:: Exercise description ::
Copy out all the records, word for word.

____

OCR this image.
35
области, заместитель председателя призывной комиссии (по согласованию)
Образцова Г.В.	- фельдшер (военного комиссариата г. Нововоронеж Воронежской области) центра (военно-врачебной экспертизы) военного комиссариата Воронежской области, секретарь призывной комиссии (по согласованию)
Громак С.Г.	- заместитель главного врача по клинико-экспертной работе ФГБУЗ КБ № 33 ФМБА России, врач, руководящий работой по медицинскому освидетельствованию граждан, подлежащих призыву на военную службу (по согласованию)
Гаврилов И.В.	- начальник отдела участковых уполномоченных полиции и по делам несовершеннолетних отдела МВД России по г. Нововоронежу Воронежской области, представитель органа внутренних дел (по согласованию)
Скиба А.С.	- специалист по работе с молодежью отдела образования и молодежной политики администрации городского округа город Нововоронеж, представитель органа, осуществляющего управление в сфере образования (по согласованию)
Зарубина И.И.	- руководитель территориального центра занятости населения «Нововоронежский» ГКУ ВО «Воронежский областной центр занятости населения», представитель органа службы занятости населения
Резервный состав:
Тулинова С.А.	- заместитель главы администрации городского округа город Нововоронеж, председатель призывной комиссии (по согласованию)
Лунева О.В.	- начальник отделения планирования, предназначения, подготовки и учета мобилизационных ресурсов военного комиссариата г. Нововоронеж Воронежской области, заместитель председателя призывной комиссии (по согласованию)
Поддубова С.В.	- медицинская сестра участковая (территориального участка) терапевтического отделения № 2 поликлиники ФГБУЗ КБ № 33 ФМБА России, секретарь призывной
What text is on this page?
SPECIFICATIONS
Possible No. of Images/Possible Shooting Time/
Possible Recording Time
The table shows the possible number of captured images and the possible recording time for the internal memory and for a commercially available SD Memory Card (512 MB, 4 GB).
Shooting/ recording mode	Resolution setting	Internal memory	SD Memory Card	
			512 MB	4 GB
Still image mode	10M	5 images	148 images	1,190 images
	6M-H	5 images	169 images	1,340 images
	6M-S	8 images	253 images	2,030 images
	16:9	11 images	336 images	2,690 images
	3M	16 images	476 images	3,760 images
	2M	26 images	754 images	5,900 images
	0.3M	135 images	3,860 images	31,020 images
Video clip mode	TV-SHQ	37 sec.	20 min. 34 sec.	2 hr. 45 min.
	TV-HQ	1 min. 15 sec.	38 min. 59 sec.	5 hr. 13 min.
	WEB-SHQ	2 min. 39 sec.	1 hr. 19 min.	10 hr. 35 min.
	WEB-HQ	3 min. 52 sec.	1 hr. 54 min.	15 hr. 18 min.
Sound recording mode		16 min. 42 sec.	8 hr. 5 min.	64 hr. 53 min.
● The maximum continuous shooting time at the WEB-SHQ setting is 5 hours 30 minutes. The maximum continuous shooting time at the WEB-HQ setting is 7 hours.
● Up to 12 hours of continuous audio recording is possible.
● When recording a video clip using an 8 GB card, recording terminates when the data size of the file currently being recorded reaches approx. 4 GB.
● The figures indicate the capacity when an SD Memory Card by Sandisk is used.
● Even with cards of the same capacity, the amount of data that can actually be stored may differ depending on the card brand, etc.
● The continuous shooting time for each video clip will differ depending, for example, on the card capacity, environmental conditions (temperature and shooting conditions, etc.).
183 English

____

:: Task output ::
OCR this image.
35
области, заместитель председателя призывной комиссии (по согласованию)
Образцова Г.В.	- фельдшер (военного комиссариата г. Нововоронеж Воронежской области) центра (военно-врачебной экспертизы) военного комиссариата Воронежской области, секретарь призывной комиссии (по согласованию)
Громак С.Г.	- заместитель главного врача по клинико-экспертной работе ФГБУЗ КБ № 33 ФМБА России, врач, руководящий работой по медицинскому освидетельствованию граждан, подлежащих призыву на военную службу (по согласованию)
Гаврилов И.В.	- начальник отдела участковых уполномоченных полиции и по делам несовершеннолетних отдела МВД России по г. Нововоронежу Воронежской области, представитель органа внутренних дел (по согласованию)
Скиба А.С.	- специалист по работе с молодежью отдела образования и молодежной политики администрации городского округа город Нововоронеж, представитель органа, осуществляющего управление в сфере образования (по согласованию)
Зарубина И.И.	- руководитель территориального центра занятости населения «Нововоронежский» ГКУ ВО «Воронежский областной центр занятости населения», представитель органа службы занятости населения
Резервный состав:
Тулинова С.А.	- заместитель главы администрации городского округа город Нововоронеж, председатель призывной комиссии (по согласованию)
Лунева О.В.	- начальник отделения планирования, предназначения, подготовки и учета мобилизационных ресурсов военного комиссариата г. Нововоронеж Воронежской области, заместитель председателя призывной комиссии (по согласованию)
Поддубова С.В.	- медицинская сестра участковая (территориального участка) терапевтического отделения № 2 поликлиники ФГБУЗ КБ № 33 ФМБА России, секретарь призывной
What text is on this page?
SPECIFICATIONS
Possible No. of Images/Possible Shooting Time/
Possible Recording Time
The table shows the possible number of captured images and the possible recording time for the internal memory and for a commercially available SD Memory Card (512 MB, 4 GB).
Shooting/ recording mode	Resolution setting	Internal memory	SD Memory Card	
			512 MB	4 GB
Still image mode	10M	5 images	148 images	1,190 images
	6M-H	5 images	169 images	1,340 images
	6M-S	8 images	253 images	2,030 images
	16:9	11 images	336 images	2,690 images
	3M	16 images	476 images	3,760 images
	2M	26 images	754 images	5,900 images
	0.3M	135 images	3,860 images	31,020 images
Video clip mode	TV-SHQ	37 sec.	20 min. 34 sec.	2 hr. 45 min.
	TV-HQ	1 min. 15 sec.	38 min. 59 sec.	5 hr. 13 min.
	WEB-SHQ	2 min. 39 sec.	1 hr. 19 min.	10 hr. 35 min.
	WEB-HQ	3 min. 52 sec.	1 hr. 54 min.	15 hr. 18 min.
Sound recording mode		16 min. 42 sec.	8 hr. 5 min.	64 hr. 53 min.
● The maximum continuous shooting time at the WEB-SHQ setting is 5 hours 30 minutes. The maximum continuous shooting time at the WEB-HQ setting is 7 hours.
● Up to 12 hours of continuous audio recording is possible.
● When recording a video clip using an 8 GB card, recording terminates when the data size of the file currently being recorded reaches approx. 4 GB.
● The figures indicate the capacity when an SD Memory Card by Sandisk is used.
● Even with cards of the same capacity, the amount of data that can actually be stored may differ depending on the card brand, etc.
● The continuous shooting time for each video clip will differ depending, for example, on the card capacity, environmental conditions (temperature and shooting conditions, etc.).
183 English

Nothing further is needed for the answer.